Prompt — Read the lines below. Copy out any that hold the string "VOSITALARI".

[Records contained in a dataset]
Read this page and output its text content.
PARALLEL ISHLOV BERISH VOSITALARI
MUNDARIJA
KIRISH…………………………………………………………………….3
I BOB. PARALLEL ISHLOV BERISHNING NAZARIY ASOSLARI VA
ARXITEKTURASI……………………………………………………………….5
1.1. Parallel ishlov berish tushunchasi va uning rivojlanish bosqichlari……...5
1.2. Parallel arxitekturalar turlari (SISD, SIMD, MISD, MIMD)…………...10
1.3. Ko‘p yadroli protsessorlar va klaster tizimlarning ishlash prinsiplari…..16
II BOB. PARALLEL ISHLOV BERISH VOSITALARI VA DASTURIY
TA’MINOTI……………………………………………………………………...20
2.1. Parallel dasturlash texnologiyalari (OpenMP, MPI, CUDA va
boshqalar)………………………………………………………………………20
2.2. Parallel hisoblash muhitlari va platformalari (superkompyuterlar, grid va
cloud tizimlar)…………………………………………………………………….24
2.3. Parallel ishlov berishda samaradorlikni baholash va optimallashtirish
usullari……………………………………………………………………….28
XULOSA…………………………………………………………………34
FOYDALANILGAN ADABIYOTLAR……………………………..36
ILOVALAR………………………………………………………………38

Finished task —
PARALLEL ISHLOV BERISH VOSITALARI
II BOB. PARALLEL ISHLOV BERISH VOSITALARI VA DASTURIY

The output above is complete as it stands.